(Dataset listings of figures)
________________________________________
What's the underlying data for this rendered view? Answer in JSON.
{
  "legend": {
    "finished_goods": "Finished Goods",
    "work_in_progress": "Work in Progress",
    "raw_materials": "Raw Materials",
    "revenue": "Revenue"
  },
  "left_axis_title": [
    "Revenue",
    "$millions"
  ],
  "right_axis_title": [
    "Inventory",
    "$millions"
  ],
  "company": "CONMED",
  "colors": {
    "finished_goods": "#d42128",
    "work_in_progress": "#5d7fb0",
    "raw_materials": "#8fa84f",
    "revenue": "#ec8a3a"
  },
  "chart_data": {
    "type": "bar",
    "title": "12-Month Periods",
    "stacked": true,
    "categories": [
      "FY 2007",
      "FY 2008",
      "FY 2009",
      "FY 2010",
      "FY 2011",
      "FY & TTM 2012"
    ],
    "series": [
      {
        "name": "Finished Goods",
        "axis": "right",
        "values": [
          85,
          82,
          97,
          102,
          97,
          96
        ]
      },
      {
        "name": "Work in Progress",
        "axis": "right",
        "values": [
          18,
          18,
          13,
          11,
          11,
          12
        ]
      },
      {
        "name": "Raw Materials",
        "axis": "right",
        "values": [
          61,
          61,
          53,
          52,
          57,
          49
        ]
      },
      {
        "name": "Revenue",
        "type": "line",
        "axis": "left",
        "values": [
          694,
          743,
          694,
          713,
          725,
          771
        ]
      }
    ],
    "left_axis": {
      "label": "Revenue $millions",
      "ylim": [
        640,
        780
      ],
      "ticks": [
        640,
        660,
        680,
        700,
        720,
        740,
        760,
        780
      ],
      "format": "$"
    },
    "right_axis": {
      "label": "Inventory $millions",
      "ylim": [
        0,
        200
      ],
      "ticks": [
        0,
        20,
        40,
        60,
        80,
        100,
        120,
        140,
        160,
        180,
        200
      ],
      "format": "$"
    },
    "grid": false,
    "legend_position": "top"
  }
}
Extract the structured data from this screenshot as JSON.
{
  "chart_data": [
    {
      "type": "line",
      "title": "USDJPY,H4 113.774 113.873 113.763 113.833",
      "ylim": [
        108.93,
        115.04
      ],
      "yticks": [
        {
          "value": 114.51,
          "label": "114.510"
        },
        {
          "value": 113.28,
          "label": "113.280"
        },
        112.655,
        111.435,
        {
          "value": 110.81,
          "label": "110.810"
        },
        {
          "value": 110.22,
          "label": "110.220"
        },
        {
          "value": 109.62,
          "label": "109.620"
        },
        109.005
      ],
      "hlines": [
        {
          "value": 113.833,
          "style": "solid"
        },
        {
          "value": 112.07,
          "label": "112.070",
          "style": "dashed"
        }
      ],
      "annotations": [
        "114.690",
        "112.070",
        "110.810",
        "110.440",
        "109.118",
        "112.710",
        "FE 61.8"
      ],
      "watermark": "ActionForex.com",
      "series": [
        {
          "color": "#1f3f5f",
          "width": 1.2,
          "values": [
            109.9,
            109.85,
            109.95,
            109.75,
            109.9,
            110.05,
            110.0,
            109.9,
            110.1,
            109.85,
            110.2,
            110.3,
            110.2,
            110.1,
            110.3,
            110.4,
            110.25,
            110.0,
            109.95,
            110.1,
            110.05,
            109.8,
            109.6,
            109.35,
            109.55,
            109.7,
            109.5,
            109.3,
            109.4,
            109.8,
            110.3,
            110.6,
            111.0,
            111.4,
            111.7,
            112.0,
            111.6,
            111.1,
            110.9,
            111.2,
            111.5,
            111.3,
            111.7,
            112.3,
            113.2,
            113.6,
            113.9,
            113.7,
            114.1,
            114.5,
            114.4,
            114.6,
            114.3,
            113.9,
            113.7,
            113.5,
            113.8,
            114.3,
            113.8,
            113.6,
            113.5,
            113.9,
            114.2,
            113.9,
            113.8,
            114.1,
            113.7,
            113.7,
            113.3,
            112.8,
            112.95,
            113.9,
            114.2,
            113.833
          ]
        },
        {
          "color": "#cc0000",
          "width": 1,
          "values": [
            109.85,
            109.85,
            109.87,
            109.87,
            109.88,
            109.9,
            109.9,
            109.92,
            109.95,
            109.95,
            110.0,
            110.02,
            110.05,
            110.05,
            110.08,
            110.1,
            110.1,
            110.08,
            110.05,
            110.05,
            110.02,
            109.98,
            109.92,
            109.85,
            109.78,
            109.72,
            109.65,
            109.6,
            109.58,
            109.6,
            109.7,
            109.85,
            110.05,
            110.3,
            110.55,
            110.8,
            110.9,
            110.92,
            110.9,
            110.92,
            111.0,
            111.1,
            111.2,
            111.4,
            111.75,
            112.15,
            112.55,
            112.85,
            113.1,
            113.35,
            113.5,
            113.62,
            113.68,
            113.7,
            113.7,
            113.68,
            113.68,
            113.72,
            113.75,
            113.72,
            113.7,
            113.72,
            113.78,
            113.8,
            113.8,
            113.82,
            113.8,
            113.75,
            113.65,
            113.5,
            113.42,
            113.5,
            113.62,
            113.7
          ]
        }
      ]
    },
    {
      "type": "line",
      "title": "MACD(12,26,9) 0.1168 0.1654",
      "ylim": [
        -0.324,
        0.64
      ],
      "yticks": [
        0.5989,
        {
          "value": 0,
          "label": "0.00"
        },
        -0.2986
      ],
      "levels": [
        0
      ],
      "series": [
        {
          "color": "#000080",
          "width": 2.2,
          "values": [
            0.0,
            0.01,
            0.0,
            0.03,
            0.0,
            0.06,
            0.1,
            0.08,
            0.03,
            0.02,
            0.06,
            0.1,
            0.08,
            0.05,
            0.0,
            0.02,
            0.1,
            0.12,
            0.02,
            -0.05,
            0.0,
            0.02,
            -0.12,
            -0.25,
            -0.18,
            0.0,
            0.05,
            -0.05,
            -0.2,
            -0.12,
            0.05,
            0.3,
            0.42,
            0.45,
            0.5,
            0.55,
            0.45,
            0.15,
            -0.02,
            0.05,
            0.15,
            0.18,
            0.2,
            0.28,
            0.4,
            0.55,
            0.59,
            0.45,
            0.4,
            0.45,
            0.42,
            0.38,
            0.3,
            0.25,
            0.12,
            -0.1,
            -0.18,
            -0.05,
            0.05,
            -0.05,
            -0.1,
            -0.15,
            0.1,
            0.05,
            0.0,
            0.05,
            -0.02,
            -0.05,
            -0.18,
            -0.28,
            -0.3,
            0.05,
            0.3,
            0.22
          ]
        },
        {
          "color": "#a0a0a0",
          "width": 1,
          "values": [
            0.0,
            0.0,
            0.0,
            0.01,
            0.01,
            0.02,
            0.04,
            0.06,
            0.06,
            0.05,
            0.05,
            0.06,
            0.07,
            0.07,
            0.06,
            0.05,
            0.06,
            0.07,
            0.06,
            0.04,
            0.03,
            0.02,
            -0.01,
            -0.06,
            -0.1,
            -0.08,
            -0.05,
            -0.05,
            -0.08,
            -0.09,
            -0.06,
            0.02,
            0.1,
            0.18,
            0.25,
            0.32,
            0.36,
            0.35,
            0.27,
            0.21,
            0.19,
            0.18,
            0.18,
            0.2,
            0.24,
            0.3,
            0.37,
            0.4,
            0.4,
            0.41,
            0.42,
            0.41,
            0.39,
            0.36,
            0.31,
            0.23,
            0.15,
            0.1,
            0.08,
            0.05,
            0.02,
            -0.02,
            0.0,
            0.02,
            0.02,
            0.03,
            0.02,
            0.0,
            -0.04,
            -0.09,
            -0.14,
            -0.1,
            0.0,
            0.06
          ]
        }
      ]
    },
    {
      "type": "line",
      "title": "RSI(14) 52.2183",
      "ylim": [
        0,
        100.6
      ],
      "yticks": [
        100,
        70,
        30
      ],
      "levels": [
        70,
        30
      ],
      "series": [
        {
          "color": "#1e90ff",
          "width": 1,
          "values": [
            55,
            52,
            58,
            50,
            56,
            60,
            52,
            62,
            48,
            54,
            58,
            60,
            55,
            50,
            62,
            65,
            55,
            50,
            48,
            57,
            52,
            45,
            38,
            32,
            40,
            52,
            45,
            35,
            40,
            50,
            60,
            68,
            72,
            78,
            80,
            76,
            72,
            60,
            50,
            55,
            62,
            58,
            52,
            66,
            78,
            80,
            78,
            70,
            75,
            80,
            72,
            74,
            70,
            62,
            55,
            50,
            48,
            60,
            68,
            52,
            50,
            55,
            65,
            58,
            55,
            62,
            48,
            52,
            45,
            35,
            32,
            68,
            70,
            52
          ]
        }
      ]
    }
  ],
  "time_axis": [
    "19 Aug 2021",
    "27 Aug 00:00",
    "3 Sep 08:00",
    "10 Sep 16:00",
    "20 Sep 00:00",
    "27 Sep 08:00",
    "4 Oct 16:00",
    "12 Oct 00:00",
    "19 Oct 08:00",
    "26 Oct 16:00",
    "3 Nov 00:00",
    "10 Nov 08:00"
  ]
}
________________________________________
Go through the material and select each line with the string "label" in it.

      "label": "Revenue $millions",
      "label": "Inventory $millions",
          "label": "114.510"
          "label": "113.280"
          "label": "110.810"
          "label": "110.220"
          "label": "109.620"
          "label": "112.070",
          "label": "0.00"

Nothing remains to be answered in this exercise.